Exercise instructions:
Lines containing the word "page" need to be counted. Please reply with how many there are, and nothing else.

=-=-=

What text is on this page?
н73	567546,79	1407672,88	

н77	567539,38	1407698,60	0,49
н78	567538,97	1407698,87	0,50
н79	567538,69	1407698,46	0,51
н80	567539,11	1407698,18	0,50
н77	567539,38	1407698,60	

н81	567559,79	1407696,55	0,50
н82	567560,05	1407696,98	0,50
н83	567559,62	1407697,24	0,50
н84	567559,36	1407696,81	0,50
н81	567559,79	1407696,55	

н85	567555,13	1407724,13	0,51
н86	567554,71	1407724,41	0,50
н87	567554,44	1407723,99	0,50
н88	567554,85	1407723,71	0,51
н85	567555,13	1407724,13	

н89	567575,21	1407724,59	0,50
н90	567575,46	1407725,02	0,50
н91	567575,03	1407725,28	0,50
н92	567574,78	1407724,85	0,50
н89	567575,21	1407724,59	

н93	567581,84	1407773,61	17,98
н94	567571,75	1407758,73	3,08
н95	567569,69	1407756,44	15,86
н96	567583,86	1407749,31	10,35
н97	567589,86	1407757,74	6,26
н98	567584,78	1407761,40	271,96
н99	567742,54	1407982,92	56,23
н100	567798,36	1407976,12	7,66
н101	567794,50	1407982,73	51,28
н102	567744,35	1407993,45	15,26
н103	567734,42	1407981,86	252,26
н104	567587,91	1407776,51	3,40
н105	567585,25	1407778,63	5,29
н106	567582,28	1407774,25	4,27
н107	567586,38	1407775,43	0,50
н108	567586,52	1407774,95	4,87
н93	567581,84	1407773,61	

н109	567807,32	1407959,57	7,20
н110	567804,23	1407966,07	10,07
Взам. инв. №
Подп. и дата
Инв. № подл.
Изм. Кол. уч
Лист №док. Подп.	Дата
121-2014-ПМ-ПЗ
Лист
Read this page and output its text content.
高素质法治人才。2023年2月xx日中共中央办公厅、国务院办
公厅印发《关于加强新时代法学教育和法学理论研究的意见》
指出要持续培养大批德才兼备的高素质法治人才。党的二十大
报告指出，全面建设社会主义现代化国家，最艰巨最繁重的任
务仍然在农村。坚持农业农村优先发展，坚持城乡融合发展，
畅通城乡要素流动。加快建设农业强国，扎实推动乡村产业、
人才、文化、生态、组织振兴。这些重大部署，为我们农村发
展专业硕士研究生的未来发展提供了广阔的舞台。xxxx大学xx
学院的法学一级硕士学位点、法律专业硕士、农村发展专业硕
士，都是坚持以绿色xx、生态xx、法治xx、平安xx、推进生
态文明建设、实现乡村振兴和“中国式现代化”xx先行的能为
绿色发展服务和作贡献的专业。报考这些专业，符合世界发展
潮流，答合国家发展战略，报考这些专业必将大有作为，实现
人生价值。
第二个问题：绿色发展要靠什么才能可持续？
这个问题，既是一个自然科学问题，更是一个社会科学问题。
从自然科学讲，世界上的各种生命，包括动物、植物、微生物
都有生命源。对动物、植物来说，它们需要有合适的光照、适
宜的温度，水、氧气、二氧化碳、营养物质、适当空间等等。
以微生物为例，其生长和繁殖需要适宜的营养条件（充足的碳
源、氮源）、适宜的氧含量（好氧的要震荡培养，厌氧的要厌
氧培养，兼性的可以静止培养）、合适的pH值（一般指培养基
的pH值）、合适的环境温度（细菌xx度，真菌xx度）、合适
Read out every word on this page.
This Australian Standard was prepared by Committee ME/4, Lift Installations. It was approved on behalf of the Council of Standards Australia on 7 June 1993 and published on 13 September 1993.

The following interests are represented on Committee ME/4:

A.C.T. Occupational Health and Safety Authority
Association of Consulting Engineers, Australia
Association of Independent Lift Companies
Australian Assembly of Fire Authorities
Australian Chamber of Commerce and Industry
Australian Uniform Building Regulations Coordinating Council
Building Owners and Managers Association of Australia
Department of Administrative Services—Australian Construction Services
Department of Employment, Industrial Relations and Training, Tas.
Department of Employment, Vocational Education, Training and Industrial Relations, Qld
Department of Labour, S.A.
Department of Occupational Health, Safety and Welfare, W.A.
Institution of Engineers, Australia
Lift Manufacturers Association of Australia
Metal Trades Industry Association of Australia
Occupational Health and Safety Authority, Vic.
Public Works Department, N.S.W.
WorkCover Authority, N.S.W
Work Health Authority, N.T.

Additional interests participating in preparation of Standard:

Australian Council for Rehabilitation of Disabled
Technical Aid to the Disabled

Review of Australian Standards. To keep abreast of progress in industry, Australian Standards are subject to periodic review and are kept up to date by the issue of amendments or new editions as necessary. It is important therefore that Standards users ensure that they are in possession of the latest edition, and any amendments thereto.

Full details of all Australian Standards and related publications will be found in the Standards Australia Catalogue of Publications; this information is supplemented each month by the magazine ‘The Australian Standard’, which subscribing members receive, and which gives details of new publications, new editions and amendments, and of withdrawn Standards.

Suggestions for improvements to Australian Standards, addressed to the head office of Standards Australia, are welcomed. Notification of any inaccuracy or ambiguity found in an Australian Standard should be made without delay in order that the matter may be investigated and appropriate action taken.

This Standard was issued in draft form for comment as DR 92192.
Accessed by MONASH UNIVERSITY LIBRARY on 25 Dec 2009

=-=-=

Result below:
3